**The exercise**
Exactly as written, print each record in the listing.

-- BEGIN The records --

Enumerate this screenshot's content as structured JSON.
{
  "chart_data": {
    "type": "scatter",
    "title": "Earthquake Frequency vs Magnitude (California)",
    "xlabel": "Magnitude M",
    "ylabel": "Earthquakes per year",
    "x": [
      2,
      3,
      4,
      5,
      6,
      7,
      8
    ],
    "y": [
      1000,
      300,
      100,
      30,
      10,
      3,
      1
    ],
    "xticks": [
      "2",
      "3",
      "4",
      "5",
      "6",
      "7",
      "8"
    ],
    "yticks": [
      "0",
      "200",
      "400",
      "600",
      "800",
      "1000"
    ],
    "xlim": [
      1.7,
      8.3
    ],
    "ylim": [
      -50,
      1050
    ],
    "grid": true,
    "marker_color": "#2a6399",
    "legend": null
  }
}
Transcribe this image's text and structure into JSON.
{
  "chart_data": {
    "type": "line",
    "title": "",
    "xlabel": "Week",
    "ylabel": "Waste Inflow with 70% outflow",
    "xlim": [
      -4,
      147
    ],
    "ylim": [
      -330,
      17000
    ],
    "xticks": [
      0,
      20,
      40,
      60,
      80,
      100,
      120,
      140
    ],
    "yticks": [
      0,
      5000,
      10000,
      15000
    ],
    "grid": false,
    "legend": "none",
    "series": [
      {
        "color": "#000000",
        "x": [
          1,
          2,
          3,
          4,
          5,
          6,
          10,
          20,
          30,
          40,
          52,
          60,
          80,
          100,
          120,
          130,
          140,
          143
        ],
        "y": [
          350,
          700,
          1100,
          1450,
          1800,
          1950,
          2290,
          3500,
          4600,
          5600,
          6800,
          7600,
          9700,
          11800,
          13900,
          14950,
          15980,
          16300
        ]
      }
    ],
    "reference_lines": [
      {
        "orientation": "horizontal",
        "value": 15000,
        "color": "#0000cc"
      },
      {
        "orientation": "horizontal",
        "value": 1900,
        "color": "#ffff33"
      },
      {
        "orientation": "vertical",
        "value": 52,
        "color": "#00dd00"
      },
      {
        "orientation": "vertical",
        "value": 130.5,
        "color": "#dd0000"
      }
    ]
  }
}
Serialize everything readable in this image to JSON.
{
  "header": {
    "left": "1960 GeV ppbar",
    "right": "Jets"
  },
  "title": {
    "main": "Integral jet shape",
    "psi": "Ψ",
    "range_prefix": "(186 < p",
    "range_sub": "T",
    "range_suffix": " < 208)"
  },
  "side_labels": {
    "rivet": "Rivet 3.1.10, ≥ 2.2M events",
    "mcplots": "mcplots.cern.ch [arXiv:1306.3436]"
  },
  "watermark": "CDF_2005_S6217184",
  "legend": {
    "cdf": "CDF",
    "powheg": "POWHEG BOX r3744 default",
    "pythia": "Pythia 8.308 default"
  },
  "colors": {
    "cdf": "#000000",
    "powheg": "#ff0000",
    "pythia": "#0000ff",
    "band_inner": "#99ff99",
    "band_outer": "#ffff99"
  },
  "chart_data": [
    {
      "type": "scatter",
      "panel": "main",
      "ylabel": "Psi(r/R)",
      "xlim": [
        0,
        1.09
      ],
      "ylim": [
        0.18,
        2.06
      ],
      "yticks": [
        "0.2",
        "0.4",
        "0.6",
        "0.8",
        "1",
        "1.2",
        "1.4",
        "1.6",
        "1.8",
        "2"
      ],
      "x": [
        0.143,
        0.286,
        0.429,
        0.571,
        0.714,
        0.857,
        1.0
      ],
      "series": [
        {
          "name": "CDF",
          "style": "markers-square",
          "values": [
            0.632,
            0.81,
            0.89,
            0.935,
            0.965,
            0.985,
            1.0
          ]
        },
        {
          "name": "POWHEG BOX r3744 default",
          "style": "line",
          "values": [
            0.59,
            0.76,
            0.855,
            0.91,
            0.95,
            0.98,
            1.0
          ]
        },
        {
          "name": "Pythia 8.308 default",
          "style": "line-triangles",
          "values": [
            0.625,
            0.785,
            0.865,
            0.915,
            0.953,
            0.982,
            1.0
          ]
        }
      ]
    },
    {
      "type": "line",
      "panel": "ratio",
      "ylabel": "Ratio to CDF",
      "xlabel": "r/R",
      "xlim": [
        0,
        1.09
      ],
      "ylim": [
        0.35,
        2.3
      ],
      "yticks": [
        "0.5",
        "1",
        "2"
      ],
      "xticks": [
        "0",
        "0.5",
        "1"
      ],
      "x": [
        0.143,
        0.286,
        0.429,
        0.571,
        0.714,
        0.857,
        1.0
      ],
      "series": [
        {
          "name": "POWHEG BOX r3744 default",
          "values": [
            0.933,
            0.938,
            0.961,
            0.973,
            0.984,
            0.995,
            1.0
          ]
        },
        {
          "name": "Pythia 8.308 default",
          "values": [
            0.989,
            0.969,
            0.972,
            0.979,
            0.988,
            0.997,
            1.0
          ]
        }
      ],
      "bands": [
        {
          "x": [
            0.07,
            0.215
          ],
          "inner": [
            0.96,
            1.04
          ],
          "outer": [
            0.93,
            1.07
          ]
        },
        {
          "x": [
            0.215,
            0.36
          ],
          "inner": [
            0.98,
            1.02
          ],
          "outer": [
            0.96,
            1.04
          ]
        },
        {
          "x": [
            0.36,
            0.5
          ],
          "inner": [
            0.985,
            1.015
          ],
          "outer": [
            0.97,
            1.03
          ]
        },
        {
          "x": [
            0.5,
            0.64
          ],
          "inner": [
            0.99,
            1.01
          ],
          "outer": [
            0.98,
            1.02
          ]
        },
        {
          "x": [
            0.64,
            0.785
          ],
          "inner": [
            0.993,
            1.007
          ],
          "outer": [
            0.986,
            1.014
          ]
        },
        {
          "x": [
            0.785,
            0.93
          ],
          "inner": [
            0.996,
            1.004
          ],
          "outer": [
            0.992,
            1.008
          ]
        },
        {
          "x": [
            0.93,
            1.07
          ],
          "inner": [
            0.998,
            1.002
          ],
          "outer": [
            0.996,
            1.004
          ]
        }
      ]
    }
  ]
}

-- END The records --

**Solution to this exercise**
Enumerate this screenshot's content as structured JSON.
{
  "chart_data": {
    "type": "scatter",
    "title": "Earthquake Frequency vs Magnitude (California)",
    "xlabel": "Magnitude M",
    "ylabel": "Earthquakes per year",
    "x": [
      2,
      3,
      4,
      5,
      6,
      7,
      8
    ],
    "y": [
      1000,
      300,
      100,
      30,
      10,
      3,
      1
    ],
    "xticks": [
      "2",
      "3",
      "4",
      "5",
      "6",
      "7",
      "8"
    ],
    "yticks": [
      "0",
      "200",
      "400",
      "600",
      "800",
      "1000"
    ],
    "xlim": [
      1.7,
      8.3
    ],
    "ylim": [
      -50,
      1050
    ],
    "grid": true,
    "marker_color": "#2a6399",
    "legend": null
  }
}
Transcribe this image's text and structure into JSON.
{
  "chart_data": {
    "type": "line",
    "title": "",
    "xlabel": "Week",
    "ylabel": "Waste Inflow with 70% outflow",
    "xlim": [
      -4,
      147
    ],
    "ylim": [
      -330,
      17000
    ],
    "xticks": [
      0,
      20,
      40,
      60,
      80,
      100,
      120,
      140
    ],
    "yticks": [
      0,
      5000,
      10000,
      15000
    ],
    "grid": false,
    "legend": "none",
    "series": [
      {
        "color": "#000000",
        "x": [
          1,
          2,
          3,
          4,
          5,
          6,
          10,
          20,
          30,
          40,
          52,
          60,
          80,
          100,
          120,
          130,
          140,
          143
        ],
        "y": [
          350,
          700,
          1100,
          1450,
          1800,
          1950,
          2290,
          3500,
          4600,
          5600,
          6800,
          7600,
          9700,
          11800,
          13900,
          14950,
          15980,
          16300
        ]
      }
    ],
    "reference_lines": [
      {
        "orientation": "horizontal",
        "value": 15000,
        "color": "#0000cc"
      },
      {
        "orientation": "horizontal",
        "value": 1900,
        "color": "#ffff33"
      },
      {
        "orientation": "vertical",
        "value": 52,
        "color": "#00dd00"
      },
      {
        "orientation": "vertical",
        "value": 130.5,
        "color": "#dd0000"
      }
    ]
  }
}
Serialize everything readable in this image to JSON.
{
  "header": {
    "left": "1960 GeV ppbar",
    "right": "Jets"
  },
  "title": {
    "main": "Integral jet shape",
    "psi": "Ψ",
    "range_prefix": "(186 < p",
    "range_sub": "T",
    "range_suffix": " < 208)"
  },
  "side_labels": {
    "rivet": "Rivet 3.1.10, ≥ 2.2M events",
    "mcplots": "mcplots.cern.ch [arXiv:1306.3436]"
  },
  "watermark": "CDF_2005_S6217184",
  "legend": {
    "cdf": "CDF",
    "powheg": "POWHEG BOX r3744 default",
    "pythia": "Pythia 8.308 default"
  },
  "colors": {
    "cdf": "#000000",
    "powheg": "#ff0000",
    "pythia": "#0000ff",
    "band_inner": "#99ff99",
    "band_outer": "#ffff99"
  },
  "chart_data": [
    {
      "type": "scatter",
      "panel": "main",
      "ylabel": "Psi(r/R)",
      "xlim": [
        0,
        1.09
      ],
      "ylim": [
        0.18,
        2.06
      ],
      "yticks": [
        "0.2",
        "0.4",
        "0.6",
        "0.8",
        "1",
        "1.2",
        "1.4",
        "1.6",
        "1.8",
        "2"
      ],
      "x": [
        0.143,
        0.286,
        0.429,
        0.571,
        0.714,
        0.857,
        1.0
      ],
      "series": [
        {
          "name": "CDF",
          "style": "markers-square",
          "values": [
            0.632,
            0.81,
            0.89,
            0.935,
            0.965,
            0.985,
            1.0
          ]
        },
        {
          "name": "POWHEG BOX r3744 default",
          "style": "line",
          "values": [
            0.59,
            0.76,
            0.855,
            0.91,
            0.95,
            0.98,
            1.0
          ]
        },
        {
          "name": "Pythia 8.308 default",
          "style": "line-triangles",
          "values": [
            0.625,
            0.785,
            0.865,
            0.915,
            0.953,
            0.982,
            1.0
          ]
        }
      ]
    },
    {
      "type": "line",
      "panel": "ratio",
      "ylabel": "Ratio to CDF",
      "xlabel": "r/R",
      "xlim": [
        0,
        1.09
      ],
      "ylim": [
        0.35,
        2.3
      ],
      "yticks": [
        "0.5",
        "1",
        "2"
      ],
      "xticks": [
        "0",
        "0.5",
        "1"
      ],
      "x": [
        0.143,
        0.286,
        0.429,
        0.571,
        0.714,
        0.857,
        1.0
      ],
      "series": [
        {
          "name": "POWHEG BOX r3744 default",
          "values": [
            0.933,
            0.938,
            0.961,
            0.973,
            0.984,
            0.995,
            1.0
          ]
        },
        {
          "name": "Pythia 8.308 default",
          "values": [
            0.989,
            0.969,
            0.972,
            0.979,
            0.988,
            0.997,
            1.0
          ]
        }
      ],
      "bands": [
        {
          "x": [
            0.07,
            0.215
          ],
          "inner": [
            0.96,
            1.04
          ],
          "outer": [
            0.93,
            1.07
          ]
        },
        {
          "x": [
            0.215,
            0.36
          ],
          "inner": [
            0.98,
            1.02
          ],
          "outer": [
            0.96,
            1.04
          ]
        },
        {
          "x": [
            0.36,
            0.5
          ],
          "inner": [
            0.985,
            1.015
          ],
          "outer": [
            0.97,
            1.03
          ]
        },
        {
          "x": [
            0.5,
            0.64
          ],
          "inner": [
            0.99,
            1.01
          ],
          "outer": [
            0.98,
            1.02
          ]
        },
        {
          "x": [
            0.64,
            0.785
          ],
          "inner": [
            0.993,
            1.007
          ],
          "outer": [
            0.986,
            1.014
          ]
        },
        {
          "x": [
            0.785,
            0.93
          ],
          "inner": [
            0.996,
            1.004
          ],
          "outer": [
            0.992,
            1.008
          ]
        },
        {
          "x": [
            0.93,
            1.07
          ],
          "inner": [
            0.998,
            1.002
          ],
          "outer": [
            0.996,
            1.004
          ]
        }
      ]
    }
  ]
}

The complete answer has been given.